Saca de los ítems todas las líneas que tengan la palabra "lines".

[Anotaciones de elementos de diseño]
====================

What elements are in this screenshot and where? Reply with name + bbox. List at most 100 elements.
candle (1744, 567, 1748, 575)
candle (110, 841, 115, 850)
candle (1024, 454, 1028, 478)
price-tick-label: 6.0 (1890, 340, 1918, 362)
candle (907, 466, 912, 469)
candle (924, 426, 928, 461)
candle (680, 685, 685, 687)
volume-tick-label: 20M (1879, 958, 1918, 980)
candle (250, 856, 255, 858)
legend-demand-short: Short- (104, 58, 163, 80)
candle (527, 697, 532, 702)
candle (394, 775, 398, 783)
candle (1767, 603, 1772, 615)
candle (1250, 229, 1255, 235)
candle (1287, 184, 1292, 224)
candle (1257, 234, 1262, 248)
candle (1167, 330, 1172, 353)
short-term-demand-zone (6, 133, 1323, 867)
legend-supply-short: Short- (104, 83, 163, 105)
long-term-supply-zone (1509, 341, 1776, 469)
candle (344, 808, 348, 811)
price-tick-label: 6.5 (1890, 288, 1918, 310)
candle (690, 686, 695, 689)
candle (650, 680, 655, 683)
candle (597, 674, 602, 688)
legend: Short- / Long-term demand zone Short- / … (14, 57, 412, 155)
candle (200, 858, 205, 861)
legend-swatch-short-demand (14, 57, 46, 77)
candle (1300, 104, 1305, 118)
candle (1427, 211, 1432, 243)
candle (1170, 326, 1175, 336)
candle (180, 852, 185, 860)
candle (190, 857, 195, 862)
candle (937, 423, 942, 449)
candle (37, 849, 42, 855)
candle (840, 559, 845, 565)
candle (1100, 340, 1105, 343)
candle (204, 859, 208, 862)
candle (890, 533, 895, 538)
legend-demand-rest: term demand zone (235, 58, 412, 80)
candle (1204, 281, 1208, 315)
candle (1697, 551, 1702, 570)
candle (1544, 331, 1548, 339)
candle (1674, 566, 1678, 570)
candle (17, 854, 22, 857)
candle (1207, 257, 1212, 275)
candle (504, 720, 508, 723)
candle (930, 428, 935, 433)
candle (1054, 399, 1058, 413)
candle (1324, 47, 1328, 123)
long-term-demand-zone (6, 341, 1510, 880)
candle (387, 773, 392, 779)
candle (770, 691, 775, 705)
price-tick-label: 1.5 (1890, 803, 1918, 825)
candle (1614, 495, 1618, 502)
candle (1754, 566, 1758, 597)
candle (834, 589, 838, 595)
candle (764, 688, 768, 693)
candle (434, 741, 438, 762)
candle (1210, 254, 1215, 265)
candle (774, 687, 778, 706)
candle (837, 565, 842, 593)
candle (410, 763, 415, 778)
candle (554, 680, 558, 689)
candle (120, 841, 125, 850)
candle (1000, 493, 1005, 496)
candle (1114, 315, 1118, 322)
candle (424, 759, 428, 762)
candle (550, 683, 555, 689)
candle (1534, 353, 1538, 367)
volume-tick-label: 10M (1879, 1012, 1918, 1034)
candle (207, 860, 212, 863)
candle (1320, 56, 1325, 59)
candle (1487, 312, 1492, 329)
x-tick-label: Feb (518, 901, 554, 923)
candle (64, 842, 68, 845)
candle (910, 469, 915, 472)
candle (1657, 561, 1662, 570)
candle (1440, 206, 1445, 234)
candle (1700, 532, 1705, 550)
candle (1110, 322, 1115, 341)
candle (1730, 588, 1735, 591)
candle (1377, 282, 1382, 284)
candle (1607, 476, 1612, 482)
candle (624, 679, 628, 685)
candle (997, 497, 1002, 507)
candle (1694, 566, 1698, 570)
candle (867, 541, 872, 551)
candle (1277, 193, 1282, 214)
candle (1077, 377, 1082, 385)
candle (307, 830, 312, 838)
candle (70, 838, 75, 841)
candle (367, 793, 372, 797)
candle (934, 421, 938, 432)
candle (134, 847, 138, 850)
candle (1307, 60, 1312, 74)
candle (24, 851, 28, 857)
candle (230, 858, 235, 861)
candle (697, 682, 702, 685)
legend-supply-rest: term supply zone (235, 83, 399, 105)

====================

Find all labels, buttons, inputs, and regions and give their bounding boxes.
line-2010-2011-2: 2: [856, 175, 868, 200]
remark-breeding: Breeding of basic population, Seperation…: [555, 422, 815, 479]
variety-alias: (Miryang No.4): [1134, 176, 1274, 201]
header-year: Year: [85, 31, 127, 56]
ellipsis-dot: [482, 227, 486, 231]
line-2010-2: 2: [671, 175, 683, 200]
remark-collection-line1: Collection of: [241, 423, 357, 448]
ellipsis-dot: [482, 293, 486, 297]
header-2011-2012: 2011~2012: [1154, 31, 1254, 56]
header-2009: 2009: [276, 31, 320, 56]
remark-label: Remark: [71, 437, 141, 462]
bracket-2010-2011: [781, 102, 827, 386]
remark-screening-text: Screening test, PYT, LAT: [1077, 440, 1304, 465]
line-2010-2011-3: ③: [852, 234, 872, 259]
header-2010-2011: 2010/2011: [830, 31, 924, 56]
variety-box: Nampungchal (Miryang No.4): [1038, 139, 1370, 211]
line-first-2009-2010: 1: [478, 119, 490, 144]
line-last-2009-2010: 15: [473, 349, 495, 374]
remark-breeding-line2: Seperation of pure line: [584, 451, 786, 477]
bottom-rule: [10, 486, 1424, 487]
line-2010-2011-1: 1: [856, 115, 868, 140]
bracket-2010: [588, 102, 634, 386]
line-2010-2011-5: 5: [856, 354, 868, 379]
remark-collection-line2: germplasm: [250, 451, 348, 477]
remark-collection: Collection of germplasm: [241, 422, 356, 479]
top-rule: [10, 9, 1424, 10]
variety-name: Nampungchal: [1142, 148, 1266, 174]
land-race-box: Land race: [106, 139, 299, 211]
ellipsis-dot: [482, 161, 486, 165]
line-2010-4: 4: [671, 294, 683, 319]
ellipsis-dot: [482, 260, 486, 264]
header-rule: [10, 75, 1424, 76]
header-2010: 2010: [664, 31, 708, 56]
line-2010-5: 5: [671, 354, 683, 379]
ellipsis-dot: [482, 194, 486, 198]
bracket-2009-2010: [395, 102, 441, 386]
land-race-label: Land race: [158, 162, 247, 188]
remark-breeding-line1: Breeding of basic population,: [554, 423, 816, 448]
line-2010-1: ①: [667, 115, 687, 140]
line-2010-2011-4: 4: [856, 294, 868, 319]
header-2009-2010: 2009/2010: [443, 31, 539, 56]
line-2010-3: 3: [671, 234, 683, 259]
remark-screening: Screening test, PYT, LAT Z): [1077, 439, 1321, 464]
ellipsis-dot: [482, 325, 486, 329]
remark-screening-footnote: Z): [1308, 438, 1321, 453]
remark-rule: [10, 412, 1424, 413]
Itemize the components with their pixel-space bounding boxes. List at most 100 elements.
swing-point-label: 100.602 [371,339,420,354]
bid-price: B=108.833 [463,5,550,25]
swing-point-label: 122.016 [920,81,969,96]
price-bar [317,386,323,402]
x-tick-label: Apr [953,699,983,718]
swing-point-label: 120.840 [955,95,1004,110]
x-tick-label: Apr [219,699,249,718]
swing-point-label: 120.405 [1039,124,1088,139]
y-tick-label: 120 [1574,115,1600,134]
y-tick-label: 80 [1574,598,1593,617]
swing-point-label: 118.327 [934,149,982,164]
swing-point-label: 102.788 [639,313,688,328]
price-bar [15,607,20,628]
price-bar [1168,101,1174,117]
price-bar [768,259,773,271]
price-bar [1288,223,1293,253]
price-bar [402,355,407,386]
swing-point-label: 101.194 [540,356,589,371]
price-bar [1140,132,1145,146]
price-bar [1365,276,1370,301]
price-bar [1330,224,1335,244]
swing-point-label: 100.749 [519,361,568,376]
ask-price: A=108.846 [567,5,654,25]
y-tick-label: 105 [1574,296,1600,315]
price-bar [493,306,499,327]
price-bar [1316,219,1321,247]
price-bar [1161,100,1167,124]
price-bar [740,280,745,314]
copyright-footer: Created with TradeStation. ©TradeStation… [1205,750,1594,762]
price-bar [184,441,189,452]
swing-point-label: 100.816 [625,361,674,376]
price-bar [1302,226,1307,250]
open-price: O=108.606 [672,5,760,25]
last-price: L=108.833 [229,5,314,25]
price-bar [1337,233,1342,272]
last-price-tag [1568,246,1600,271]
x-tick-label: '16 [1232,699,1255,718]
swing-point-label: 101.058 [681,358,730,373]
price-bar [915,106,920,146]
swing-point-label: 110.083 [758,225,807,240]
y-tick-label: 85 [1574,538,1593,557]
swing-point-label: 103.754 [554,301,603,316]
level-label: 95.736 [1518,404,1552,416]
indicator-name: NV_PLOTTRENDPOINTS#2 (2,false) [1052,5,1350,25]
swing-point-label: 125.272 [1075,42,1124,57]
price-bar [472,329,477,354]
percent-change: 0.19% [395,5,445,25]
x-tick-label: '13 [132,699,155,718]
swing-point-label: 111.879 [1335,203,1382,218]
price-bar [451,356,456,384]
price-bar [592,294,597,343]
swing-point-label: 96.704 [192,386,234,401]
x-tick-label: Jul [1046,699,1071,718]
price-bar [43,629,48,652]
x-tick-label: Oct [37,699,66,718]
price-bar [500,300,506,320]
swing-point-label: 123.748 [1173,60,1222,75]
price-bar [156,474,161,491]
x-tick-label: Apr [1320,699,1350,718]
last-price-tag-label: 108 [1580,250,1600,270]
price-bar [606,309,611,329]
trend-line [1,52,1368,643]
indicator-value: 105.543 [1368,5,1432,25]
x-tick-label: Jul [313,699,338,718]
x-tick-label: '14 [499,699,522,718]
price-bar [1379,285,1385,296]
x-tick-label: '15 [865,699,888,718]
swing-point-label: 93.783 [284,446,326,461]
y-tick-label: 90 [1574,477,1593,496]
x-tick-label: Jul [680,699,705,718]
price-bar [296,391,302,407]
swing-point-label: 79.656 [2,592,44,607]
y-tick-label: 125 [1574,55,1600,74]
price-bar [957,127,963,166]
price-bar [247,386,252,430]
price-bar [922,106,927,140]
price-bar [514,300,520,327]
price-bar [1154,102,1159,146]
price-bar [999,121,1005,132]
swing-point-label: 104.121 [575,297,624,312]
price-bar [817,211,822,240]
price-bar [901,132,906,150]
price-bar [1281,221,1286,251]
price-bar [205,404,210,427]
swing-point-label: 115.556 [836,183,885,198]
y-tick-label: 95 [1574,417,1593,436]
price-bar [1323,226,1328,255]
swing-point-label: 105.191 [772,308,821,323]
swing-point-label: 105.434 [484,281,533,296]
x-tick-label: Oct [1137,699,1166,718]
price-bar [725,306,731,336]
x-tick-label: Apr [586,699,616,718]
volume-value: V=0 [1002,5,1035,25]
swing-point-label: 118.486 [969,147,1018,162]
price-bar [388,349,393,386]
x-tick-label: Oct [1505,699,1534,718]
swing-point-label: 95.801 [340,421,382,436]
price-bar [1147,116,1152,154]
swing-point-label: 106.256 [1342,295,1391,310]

====================

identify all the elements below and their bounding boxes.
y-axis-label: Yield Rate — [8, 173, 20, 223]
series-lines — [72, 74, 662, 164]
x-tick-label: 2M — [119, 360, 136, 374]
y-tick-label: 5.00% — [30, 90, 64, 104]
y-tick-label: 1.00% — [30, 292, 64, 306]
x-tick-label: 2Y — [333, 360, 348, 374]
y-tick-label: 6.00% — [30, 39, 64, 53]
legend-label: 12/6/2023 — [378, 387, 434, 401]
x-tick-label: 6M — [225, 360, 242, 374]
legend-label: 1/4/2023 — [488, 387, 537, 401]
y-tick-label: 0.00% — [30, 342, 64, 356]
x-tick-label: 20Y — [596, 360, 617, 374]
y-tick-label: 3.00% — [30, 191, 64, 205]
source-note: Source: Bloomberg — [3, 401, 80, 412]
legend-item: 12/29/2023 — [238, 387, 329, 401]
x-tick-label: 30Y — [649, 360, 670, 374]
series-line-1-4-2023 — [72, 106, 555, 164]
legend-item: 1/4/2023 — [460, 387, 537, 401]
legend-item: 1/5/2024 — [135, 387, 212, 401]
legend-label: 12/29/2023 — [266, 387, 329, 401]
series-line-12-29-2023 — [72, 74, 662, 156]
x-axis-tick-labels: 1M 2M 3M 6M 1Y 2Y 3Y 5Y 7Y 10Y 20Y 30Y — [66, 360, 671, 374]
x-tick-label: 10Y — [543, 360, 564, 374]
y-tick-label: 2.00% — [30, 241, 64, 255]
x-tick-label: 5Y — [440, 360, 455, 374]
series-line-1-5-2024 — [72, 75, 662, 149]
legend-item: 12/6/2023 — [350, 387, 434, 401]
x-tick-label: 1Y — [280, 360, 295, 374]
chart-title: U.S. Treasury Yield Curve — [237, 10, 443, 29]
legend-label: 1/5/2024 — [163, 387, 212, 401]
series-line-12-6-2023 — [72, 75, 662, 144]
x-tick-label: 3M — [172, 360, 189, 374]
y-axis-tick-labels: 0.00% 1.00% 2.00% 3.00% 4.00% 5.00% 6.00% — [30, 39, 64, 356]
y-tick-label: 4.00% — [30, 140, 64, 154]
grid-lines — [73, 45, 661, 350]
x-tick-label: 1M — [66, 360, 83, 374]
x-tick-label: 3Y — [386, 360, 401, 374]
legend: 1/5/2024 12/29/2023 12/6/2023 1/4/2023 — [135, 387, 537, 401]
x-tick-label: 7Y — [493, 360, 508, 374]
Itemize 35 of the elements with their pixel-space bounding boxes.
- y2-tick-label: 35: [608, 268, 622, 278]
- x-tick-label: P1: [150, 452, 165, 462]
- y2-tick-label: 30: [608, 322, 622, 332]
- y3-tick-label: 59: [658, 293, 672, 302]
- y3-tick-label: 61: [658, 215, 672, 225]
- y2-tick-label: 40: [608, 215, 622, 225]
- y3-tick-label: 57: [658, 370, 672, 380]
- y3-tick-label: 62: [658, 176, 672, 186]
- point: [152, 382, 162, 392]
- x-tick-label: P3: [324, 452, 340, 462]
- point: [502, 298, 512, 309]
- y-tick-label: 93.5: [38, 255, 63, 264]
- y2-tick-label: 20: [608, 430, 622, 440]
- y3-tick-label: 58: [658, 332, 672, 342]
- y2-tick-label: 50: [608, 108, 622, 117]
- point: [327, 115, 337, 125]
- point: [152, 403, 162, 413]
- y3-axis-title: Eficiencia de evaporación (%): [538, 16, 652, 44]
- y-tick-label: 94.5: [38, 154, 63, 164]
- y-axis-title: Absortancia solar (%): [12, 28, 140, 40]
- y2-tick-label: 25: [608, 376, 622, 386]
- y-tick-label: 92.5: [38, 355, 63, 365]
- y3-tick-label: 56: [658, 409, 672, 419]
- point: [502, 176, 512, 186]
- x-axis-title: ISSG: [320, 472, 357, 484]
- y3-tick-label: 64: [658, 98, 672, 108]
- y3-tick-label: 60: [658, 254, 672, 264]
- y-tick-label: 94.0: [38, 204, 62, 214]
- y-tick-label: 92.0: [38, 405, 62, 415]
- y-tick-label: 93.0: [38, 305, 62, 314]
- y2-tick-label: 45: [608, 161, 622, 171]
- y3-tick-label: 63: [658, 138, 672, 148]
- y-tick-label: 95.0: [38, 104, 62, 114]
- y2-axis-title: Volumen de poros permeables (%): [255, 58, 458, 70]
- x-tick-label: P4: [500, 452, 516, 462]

====================

RESPUESTA DEL EJERCICIO >>
series-lines — [72, 74, 662, 164]
grid-lines — [73, 45, 661, 350]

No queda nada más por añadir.